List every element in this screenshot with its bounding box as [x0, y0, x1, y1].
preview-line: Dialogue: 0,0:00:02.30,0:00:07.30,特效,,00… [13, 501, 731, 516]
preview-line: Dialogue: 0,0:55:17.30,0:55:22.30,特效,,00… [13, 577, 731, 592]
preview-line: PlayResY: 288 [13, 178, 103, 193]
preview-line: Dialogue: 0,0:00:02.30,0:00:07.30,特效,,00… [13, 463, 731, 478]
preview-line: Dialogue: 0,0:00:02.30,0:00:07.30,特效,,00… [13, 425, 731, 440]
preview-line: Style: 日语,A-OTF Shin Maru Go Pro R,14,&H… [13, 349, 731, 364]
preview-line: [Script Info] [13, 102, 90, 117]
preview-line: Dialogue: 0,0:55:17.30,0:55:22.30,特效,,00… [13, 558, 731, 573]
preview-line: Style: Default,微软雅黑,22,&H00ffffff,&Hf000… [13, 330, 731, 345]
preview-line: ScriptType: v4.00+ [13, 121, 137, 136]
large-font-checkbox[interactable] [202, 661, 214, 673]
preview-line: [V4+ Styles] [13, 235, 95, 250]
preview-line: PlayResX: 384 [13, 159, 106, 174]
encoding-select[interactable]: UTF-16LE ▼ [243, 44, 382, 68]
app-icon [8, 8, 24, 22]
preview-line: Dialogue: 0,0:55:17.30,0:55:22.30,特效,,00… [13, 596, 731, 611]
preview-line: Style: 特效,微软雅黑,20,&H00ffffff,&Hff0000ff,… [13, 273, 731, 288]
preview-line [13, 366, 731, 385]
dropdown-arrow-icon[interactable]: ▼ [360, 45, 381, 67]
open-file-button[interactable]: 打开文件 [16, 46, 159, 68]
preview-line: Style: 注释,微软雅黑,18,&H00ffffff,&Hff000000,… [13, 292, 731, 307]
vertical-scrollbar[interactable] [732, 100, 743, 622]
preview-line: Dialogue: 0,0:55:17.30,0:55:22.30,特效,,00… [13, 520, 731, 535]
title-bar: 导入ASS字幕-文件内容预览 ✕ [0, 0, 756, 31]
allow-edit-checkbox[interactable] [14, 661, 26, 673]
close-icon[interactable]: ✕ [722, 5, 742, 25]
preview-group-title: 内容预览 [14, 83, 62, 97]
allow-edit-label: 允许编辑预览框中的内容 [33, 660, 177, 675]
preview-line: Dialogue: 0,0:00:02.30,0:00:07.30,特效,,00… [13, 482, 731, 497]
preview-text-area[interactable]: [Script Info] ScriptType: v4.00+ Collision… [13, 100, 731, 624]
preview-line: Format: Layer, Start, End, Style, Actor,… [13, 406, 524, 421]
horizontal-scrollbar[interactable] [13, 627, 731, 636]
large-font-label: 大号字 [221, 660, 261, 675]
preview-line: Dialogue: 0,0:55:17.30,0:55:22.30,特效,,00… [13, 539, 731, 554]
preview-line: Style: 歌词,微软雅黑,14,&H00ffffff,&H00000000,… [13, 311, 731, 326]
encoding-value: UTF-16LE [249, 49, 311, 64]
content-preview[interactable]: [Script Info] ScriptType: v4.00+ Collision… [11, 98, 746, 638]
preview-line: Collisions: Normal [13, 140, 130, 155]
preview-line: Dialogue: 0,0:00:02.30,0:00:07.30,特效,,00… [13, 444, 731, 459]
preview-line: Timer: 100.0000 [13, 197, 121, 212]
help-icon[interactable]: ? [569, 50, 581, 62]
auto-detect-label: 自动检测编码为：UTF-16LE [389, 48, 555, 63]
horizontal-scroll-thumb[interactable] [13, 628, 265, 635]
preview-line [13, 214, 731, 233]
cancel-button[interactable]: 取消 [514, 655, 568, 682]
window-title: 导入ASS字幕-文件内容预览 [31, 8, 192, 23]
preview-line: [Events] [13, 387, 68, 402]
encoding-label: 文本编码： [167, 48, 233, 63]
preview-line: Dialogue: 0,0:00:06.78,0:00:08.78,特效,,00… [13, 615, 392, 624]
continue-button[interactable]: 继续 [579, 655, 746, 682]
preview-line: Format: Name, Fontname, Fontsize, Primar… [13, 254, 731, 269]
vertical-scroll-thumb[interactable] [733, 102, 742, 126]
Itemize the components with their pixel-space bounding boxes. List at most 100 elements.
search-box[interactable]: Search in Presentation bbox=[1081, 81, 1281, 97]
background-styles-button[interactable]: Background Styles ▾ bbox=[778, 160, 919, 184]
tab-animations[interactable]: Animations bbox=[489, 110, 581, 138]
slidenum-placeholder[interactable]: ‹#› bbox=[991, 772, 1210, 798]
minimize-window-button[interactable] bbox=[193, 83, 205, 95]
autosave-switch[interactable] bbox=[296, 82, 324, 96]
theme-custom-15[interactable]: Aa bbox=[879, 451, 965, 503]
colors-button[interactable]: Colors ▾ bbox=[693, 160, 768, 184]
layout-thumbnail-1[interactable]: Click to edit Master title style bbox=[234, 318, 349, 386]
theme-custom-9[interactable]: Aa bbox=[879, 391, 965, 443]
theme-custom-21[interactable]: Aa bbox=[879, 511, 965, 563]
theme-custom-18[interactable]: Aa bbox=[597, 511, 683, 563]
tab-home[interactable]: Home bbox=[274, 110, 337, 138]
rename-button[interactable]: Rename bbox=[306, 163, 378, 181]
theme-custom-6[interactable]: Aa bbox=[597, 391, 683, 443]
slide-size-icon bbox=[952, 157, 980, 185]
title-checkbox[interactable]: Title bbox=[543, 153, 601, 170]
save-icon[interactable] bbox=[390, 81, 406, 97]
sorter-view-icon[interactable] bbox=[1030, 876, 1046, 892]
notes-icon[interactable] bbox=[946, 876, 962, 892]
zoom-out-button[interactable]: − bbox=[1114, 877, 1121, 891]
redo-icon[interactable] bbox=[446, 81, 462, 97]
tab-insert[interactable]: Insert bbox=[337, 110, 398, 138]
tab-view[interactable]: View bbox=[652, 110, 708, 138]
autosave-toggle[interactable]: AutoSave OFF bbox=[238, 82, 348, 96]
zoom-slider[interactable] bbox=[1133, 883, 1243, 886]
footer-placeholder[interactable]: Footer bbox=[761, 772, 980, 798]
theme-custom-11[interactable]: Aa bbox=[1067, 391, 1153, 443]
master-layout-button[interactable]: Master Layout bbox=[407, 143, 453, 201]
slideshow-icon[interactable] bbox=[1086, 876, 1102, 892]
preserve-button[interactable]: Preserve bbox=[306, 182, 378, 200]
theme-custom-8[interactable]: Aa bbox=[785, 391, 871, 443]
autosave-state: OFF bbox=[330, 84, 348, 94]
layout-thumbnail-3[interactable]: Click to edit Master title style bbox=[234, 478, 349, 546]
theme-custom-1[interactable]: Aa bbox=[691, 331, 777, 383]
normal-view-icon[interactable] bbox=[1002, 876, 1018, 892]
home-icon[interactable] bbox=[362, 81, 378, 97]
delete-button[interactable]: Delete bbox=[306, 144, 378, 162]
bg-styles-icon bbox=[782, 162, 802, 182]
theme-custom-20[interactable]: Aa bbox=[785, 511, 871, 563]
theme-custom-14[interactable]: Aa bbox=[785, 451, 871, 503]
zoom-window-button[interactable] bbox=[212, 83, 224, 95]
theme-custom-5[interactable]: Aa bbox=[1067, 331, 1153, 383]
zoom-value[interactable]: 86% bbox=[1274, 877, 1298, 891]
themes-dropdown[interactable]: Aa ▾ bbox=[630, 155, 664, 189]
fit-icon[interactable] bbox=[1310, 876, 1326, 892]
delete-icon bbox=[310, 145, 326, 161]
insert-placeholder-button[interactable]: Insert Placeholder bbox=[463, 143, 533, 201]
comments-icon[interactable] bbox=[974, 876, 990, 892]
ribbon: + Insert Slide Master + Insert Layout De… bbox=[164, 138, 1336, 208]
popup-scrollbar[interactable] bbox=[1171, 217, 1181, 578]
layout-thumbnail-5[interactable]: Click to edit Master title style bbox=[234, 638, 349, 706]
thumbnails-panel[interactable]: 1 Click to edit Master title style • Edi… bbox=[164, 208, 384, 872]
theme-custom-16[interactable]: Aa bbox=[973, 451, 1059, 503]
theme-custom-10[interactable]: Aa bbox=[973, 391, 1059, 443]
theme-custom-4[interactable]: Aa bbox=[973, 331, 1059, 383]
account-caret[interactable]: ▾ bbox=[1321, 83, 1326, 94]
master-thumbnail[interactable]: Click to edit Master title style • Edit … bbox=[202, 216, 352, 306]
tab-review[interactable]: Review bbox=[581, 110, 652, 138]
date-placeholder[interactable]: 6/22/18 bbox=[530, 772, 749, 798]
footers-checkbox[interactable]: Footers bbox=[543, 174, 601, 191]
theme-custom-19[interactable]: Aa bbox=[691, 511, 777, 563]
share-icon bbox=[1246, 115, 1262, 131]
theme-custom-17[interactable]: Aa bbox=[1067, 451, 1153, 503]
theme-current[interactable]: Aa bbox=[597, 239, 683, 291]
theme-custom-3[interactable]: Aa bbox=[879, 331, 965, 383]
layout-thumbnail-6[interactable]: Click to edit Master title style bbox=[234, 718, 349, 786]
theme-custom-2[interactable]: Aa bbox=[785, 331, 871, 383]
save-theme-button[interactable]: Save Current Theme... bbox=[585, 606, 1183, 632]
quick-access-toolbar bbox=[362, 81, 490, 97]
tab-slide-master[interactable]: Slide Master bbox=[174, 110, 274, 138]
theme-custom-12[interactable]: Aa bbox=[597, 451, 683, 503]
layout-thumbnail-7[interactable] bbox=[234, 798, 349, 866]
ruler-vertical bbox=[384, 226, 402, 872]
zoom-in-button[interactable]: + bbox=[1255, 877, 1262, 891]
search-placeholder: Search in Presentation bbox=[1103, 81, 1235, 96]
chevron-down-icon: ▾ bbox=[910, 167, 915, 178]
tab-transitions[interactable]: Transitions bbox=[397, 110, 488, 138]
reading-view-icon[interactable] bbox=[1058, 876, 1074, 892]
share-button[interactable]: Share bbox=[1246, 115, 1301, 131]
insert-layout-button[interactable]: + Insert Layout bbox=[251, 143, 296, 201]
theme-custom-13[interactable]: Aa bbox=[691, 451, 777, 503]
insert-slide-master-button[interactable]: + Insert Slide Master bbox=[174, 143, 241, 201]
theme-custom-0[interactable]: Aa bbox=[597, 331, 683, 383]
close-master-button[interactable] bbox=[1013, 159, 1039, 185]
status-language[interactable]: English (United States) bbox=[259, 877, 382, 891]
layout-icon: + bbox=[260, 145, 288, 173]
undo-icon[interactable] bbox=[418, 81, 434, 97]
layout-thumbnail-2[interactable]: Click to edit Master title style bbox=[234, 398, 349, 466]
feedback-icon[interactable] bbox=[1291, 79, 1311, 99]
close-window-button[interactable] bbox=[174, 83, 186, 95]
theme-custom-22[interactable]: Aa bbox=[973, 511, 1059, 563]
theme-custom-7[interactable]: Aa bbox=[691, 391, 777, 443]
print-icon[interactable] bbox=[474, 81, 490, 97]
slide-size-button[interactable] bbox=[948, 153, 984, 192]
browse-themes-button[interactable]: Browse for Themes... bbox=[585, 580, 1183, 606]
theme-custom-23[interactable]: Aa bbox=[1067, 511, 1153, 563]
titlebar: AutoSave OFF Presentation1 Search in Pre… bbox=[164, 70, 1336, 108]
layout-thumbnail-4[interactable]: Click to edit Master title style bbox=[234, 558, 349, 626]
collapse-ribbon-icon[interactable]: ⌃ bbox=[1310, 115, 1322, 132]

◆ Exercise goal: Show every line of the entries above that contains the word "Info", copying each one in full. Case counts.

◆ Output of the task:
preview-line: [Script Info] [13, 102, 90, 117]
preview-text-area[interactable]: [Script Info] ScriptType: v4.00+ Collision… [13, 100, 731, 624]
content-preview[interactable]: [Script Info] ScriptType: v4.00+ Collision… [11, 98, 746, 638]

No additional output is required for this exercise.